• AVAILABLE RECORDS:
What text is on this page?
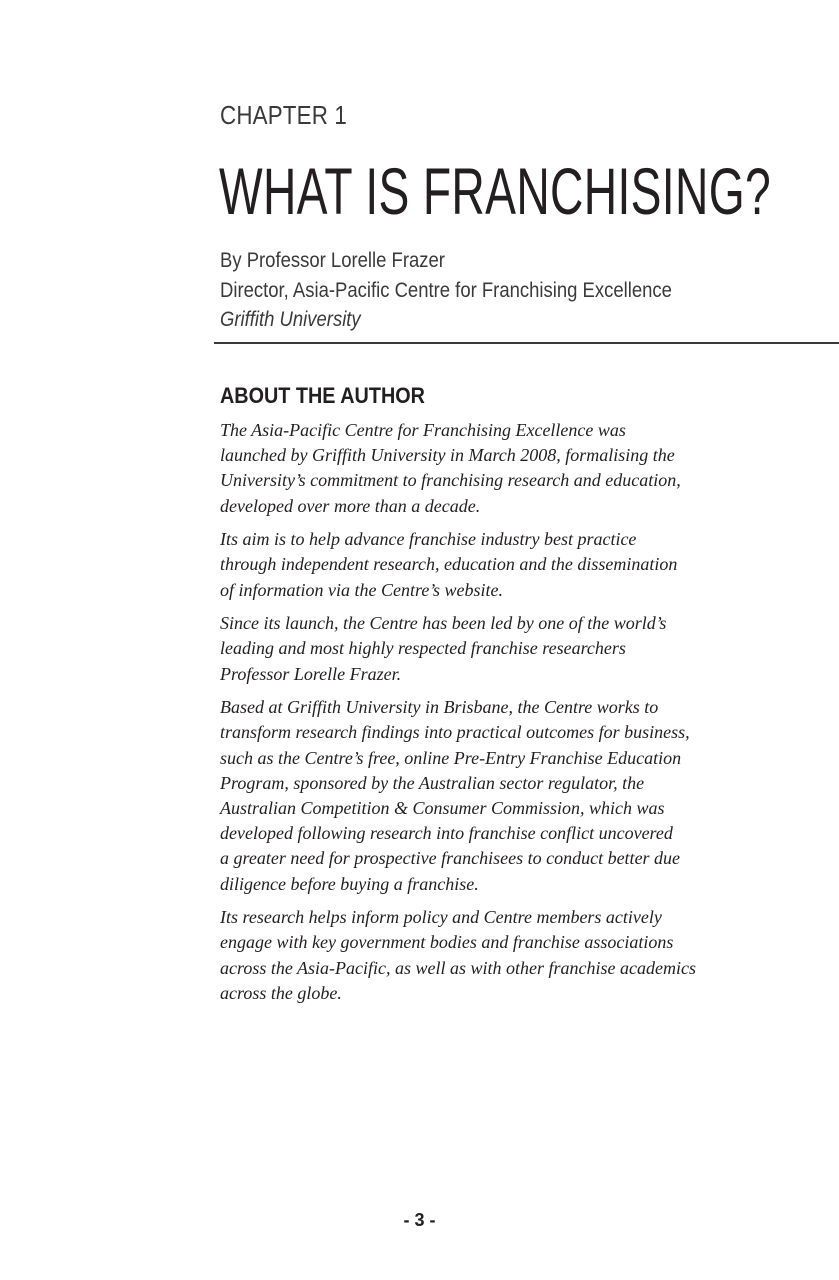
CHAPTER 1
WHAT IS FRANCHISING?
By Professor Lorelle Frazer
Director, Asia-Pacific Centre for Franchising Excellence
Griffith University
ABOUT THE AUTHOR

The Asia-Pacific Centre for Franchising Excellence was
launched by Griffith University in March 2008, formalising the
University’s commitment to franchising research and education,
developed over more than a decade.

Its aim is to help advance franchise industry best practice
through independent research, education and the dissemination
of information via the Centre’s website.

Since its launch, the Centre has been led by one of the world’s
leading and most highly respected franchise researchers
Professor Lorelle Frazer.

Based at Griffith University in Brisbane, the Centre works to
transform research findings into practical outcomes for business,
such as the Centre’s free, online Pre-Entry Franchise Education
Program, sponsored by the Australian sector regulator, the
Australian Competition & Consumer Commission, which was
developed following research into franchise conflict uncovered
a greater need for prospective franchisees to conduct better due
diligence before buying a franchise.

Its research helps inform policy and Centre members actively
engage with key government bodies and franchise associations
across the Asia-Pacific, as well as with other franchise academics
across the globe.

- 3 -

• EXERCISE DESCRIPTION:
All lines in the data that contain the word "Pacific" should be copied.

• RESPONSE TO THE EXERCISE:
Director, Asia-Pacific Centre for Franchising Excellence
The Asia-Pacific Centre for Franchising Excellence was
across the Asia-Pacific, as well as with other franchise academics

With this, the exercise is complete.